──────── Information shown ────────

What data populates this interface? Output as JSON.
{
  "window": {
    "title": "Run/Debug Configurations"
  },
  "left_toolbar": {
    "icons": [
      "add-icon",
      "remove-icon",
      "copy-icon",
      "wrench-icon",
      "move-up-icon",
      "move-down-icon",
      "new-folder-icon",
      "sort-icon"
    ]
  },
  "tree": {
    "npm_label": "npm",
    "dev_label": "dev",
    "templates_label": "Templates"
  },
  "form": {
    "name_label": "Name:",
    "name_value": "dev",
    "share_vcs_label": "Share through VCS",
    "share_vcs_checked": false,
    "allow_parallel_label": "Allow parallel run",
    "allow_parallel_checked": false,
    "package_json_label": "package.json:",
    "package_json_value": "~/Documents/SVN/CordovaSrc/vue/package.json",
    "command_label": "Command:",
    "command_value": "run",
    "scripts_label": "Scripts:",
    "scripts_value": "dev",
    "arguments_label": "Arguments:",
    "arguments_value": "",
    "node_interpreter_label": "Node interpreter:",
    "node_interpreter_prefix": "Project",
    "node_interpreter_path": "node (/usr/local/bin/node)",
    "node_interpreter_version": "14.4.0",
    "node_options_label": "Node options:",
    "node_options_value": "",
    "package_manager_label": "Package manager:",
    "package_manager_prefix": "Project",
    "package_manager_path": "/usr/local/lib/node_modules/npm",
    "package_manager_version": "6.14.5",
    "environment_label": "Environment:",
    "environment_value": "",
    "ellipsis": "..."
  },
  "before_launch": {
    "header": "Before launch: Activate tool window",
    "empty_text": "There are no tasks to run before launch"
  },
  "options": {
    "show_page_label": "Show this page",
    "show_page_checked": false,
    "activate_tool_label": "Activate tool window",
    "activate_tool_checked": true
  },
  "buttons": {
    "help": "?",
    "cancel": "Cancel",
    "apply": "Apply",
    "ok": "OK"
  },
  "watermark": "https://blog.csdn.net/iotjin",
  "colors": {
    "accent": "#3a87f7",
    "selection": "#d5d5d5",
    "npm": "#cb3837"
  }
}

────────

*Task requirements*
Produce a verbatim transcription of the entries above.

*Solution below*
What data populates this interface? Output as JSON.
{
  "window": {
    "title": "Run/Debug Configurations"
  },
  "left_toolbar": {
    "icons": [
      "add-icon",
      "remove-icon",
      "copy-icon",
      "wrench-icon",
      "move-up-icon",
      "move-down-icon",
      "new-folder-icon",
      "sort-icon"
    ]
  },
  "tree": {
    "npm_label": "npm",
    "dev_label": "dev",
    "templates_label": "Templates"
  },
  "form": {
    "name_label": "Name:",
    "name_value": "dev",
    "share_vcs_label": "Share through VCS",
    "share_vcs_checked": false,
    "allow_parallel_label": "Allow parallel run",
    "allow_parallel_checked": false,
    "package_json_label": "package.json:",
    "package_json_value": "~/Documents/SVN/CordovaSrc/vue/package.json",
    "command_label": "Command:",
    "command_value": "run",
    "scripts_label": "Scripts:",
    "scripts_value": "dev",
    "arguments_label": "Arguments:",
    "arguments_value": "",
    "node_interpreter_label": "Node interpreter:",
    "node_interpreter_prefix": "Project",
    "node_interpreter_path": "node (/usr/local/bin/node)",
    "node_interpreter_version": "14.4.0",
    "node_options_label": "Node options:",
    "node_options_value": "",
    "package_manager_label": "Package manager:",
    "package_manager_prefix": "Project",
    "package_manager_path": "/usr/local/lib/node_modules/npm",
    "package_manager_version": "6.14.5",
    "environment_label": "Environment:",
    "environment_value": "",
    "ellipsis": "..."
  },
  "before_launch": {
    "header": "Before launch: Activate tool window",
    "empty_text": "There are no tasks to run before launch"
  },
  "options": {
    "show_page_label": "Show this page",
    "show_page_checked": false,
    "activate_tool_label": "Activate tool window",
    "activate_tool_checked": true
  },
  "buttons": {
    "help": "?",
    "cancel": "Cancel",
    "apply": "Apply",
    "ok": "OK"
  },
  "watermark": "https://blog.csdn.net/iotjin",
  "colors": {
    "accent": "#3a87f7",
    "selection": "#d5d5d5",
    "npm": "#cb3837"
  }
}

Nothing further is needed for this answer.